» AVAILABLE DATA
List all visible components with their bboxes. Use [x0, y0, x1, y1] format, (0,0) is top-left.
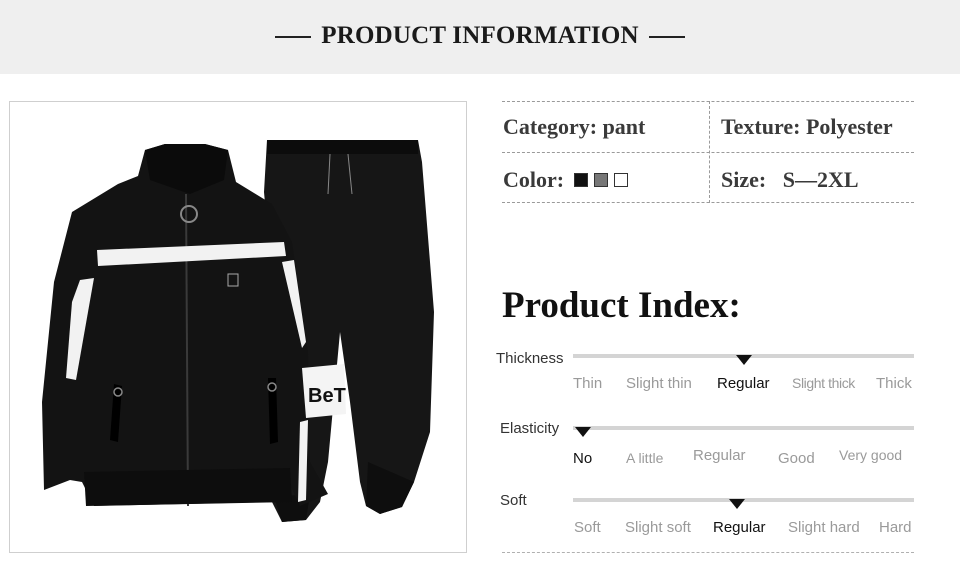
table-rule [502, 152, 914, 153]
color-field: Color: [503, 167, 629, 193]
color-label: Color: [503, 167, 565, 192]
elasticity-option-selected: No [573, 450, 593, 467]
thickness-marker [736, 355, 752, 365]
thickness-option: Slight thin [626, 375, 692, 392]
elasticity-option: Regular [693, 447, 746, 464]
soft-option: Slight soft [625, 519, 691, 536]
size-value: Size: S—2XL [721, 167, 859, 192]
thickness-label: Thickness [496, 350, 564, 367]
table-rule [502, 202, 914, 203]
category-value: Category: pant [503, 114, 646, 139]
elasticity-label: Elasticity [500, 420, 560, 437]
title-dash-right [648, 36, 685, 39]
svg-text:BeT: BeT [308, 385, 346, 407]
table-rule [502, 101, 914, 102]
thickness-option: Thick [876, 375, 912, 392]
product-index-title: Product Index: [502, 285, 741, 326]
elasticity-option: Very good [839, 447, 903, 463]
table-divider [709, 101, 710, 203]
color-swatch-black [574, 172, 589, 187]
product-photo: BeT [9, 101, 467, 553]
elasticity-option: Good [778, 450, 815, 467]
soft-label: Soft [500, 492, 527, 509]
tracksuit-illustration: BeT [42, 140, 434, 522]
soft-option: Hard [879, 519, 912, 536]
thickness-option-selected: Regular [717, 375, 770, 392]
soft-option: Soft [574, 519, 601, 536]
thickness-option: Slight thick [792, 375, 855, 391]
thickness-option: Thin [573, 375, 603, 392]
bottom-rule [502, 552, 914, 553]
header-banner: PRODUCT INFORMATION [0, 0, 960, 74]
elasticity-marker [575, 427, 591, 437]
soft-option: Slight hard [788, 519, 860, 536]
color-swatch-white [614, 172, 629, 187]
title-dash-left [275, 36, 312, 39]
texture-value: Texture: Polyester [721, 114, 893, 139]
elasticity-track [573, 426, 914, 430]
soft-option-selected: Regular [713, 519, 766, 536]
elasticity-option: A little [626, 450, 664, 466]
page-title: PRODUCT INFORMATION [0, 22, 960, 50]
attributes-table: Category: pant Texture: Polyester Color:… [502, 101, 914, 203]
soft-marker [729, 499, 745, 509]
color-swatch-gray [594, 172, 609, 187]
page-title-text: PRODUCT INFORMATION [321, 22, 639, 49]
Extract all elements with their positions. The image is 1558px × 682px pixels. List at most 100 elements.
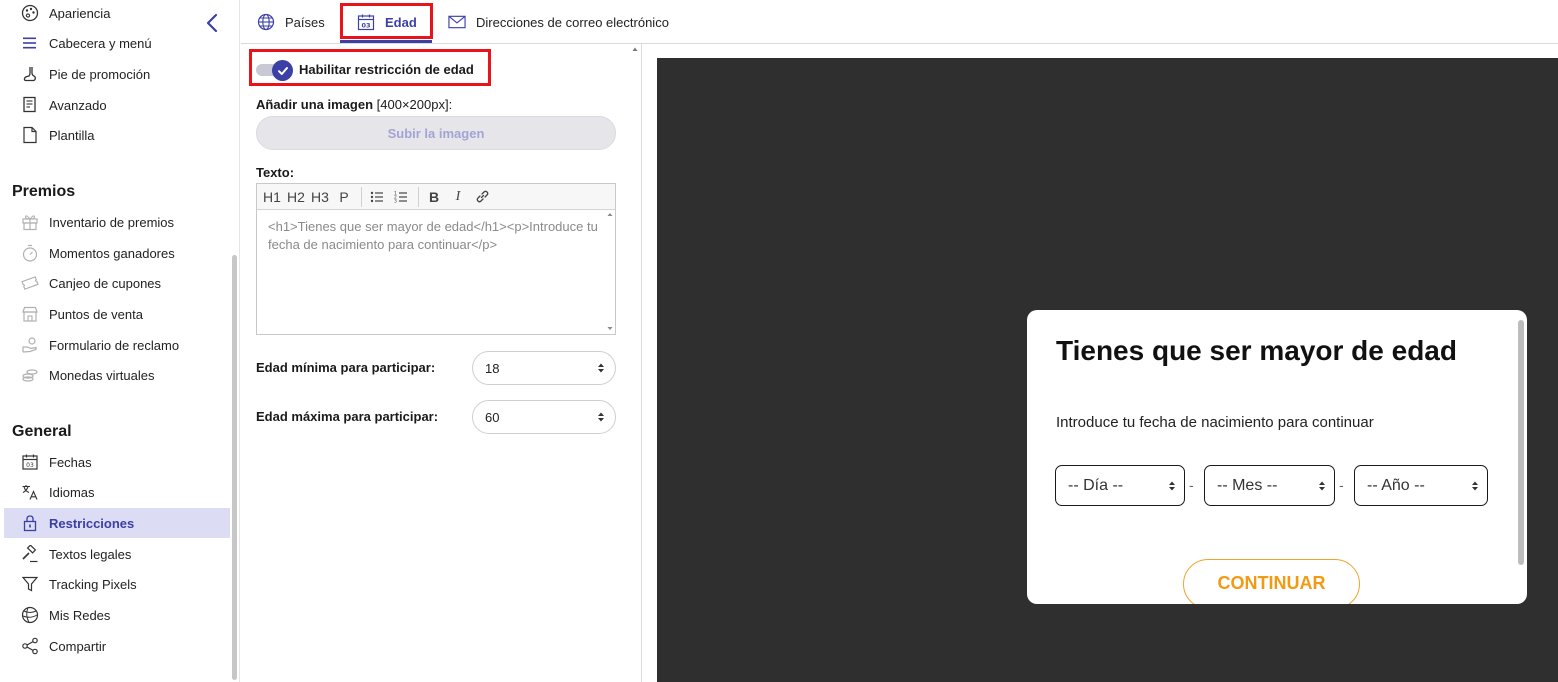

» STATED EXERCISE
Rewrite all of the entries above with every "table-rule" replaced by "horizontal-rule" and everything else unchanged. Leave the pictures out of the answer.

» RESULT OF THE TASK
List all visible components with their bboxes. Use [x0, y0, x1, y1] format, (0,0) is top-left.
horizontal-rule [502, 152, 914, 153]
color-field: Color: [503, 167, 629, 193]
color-label: Color: [503, 167, 565, 192]
elasticity-option-selected: No [573, 450, 593, 467]
thickness-marker [736, 355, 752, 365]
thickness-option: Slight thin [626, 375, 692, 392]
elasticity-option: Regular [693, 447, 746, 464]
soft-option: Slight soft [625, 519, 691, 536]
size-value: Size: S—2XL [721, 167, 859, 192]
thickness-label: Thickness [496, 350, 564, 367]
horizontal-rule [502, 202, 914, 203]
category-value: Category: pant [503, 114, 646, 139]
elasticity-label: Elasticity [500, 420, 560, 437]
title-dash-right [648, 36, 685, 39]
svg-text:BeT: BeT [308, 385, 346, 407]
horizontal-rule [502, 101, 914, 102]
thickness-option: Thick [876, 375, 912, 392]
product-index-title: Product Index: [502, 285, 741, 326]
elasticity-option: Very good [839, 447, 903, 463]
table-divider [709, 101, 710, 203]
color-swatch-black [574, 172, 589, 187]
product-photo: BeT [9, 101, 467, 553]
elasticity-option: Good [778, 450, 815, 467]
soft-label: Soft [500, 492, 527, 509]
tracksuit-illustration: BeT [42, 140, 434, 522]
soft-option: Hard [879, 519, 912, 536]
thickness-option-selected: Regular [717, 375, 770, 392]
soft-option: Soft [574, 519, 601, 536]
thickness-option: Slight thick [792, 375, 855, 391]
thickness-option: Thin [573, 375, 603, 392]
bottom-rule [502, 552, 914, 553]
header-banner: PRODUCT INFORMATION [0, 0, 960, 74]
elasticity-marker [575, 427, 591, 437]
soft-option: Slight hard [788, 519, 860, 536]
color-swatch-white [614, 172, 629, 187]
title-dash-left [275, 36, 312, 39]
texture-value: Texture: Polyester [721, 114, 893, 139]
elasticity-track [573, 426, 914, 430]
soft-option-selected: Regular [713, 519, 766, 536]
elasticity-option: A little [626, 450, 664, 466]
page-title: PRODUCT INFORMATION [0, 22, 960, 50]
attributes-table: Category: pant Texture: Polyester Color:… [502, 101, 914, 203]
soft-marker [729, 499, 745, 509]
color-swatch-gray [594, 172, 609, 187]
page-title-text: PRODUCT INFORMATION [321, 22, 639, 49]
Extract all elements with their positions. The image is 1558px × 682px pixels. List at most 100 elements.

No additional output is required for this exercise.